** BEGIN Data entries **
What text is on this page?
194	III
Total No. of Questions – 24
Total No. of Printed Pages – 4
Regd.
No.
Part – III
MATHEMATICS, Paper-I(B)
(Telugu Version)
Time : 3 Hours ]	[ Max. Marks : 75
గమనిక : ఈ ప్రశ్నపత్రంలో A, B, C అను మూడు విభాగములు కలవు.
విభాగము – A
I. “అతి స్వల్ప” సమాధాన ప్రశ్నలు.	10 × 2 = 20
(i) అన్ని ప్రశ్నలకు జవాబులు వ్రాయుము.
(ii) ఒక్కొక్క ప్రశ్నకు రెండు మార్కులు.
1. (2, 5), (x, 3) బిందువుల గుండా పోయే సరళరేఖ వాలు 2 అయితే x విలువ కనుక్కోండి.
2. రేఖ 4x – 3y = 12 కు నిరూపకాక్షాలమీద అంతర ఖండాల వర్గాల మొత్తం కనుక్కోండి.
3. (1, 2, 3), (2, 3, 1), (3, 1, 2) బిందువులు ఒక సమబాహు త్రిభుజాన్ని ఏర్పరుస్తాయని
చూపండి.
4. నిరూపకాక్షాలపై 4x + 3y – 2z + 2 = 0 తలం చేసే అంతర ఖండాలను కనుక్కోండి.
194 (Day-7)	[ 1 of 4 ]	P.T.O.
** END Data entries **
Please reproduce every line of the material word for word.

(Response)
What text is on this page?
194	III
Total No. of Questions – 24
Total No. of Printed Pages – 4
Regd.
No.
Part – III
MATHEMATICS, Paper-I(B)
(Telugu Version)
Time : 3 Hours ]	[ Max. Marks : 75
గమనిక : ఈ ప్రశ్నపత్రంలో A, B, C అను మూడు విభాగములు కలవు.
విభాగము – A
I. “అతి స్వల్ప” సమాధాన ప్రశ్నలు.	10 × 2 = 20
(i) అన్ని ప్రశ్నలకు జవాబులు వ్రాయుము.
(ii) ఒక్కొక్క ప్రశ్నకు రెండు మార్కులు.
1. (2, 5), (x, 3) బిందువుల గుండా పోయే సరళరేఖ వాలు 2 అయితే x విలువ కనుక్కోండి.
2. రేఖ 4x – 3y = 12 కు నిరూపకాక్షాలమీద అంతర ఖండాల వర్గాల మొత్తం కనుక్కోండి.
3. (1, 2, 3), (2, 3, 1), (3, 1, 2) బిందువులు ఒక సమబాహు త్రిభుజాన్ని ఏర్పరుస్తాయని
చూపండి.
4. నిరూపకాక్షాలపై 4x + 3y – 2z + 2 = 0 తలం చేసే అంతర ఖండాలను కనుక్కోండి.
194 (Day-7)	[ 1 of 4 ]	P.T.O.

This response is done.